▶ [TASK TO CARRY OUT] Your task is to filter the data below down to the lines holding "color".

▶ [RECORDS TO PROCESS]
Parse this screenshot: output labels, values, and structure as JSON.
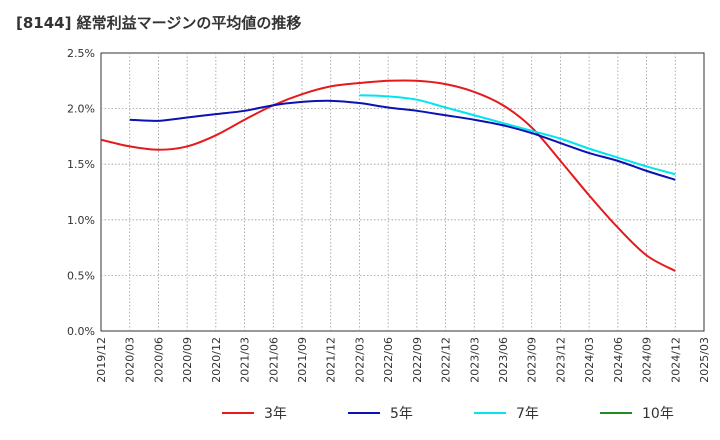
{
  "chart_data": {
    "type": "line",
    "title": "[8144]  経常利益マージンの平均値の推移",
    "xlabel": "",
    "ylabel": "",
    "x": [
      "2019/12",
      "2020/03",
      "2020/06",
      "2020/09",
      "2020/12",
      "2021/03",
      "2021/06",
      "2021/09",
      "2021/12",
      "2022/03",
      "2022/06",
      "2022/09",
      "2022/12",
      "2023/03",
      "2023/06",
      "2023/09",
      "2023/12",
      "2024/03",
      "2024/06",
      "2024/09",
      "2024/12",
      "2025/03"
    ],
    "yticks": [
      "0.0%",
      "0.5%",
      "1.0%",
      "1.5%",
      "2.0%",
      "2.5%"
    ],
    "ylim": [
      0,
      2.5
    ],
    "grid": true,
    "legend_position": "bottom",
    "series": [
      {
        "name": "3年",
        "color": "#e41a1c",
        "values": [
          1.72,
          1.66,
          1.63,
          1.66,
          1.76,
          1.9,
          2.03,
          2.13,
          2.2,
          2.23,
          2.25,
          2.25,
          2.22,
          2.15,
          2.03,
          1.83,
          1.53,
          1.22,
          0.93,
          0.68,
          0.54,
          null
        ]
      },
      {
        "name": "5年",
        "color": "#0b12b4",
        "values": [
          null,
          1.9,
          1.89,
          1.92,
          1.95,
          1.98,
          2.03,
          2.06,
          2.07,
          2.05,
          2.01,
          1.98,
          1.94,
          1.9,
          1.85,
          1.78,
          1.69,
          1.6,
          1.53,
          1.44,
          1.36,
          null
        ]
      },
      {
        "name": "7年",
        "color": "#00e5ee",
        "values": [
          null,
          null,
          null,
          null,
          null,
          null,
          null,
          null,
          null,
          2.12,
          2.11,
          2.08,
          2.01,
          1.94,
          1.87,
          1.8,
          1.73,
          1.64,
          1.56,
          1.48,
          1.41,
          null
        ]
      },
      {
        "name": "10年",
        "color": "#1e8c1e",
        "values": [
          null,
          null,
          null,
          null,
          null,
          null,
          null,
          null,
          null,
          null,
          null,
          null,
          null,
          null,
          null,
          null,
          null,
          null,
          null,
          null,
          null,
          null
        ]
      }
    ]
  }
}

▶ [FINISHED EXERCISE]
        "color": "#e41a1c",
        "color": "#0b12b4",
        "color": "#00e5ee",
        "color": "#1e8c1e",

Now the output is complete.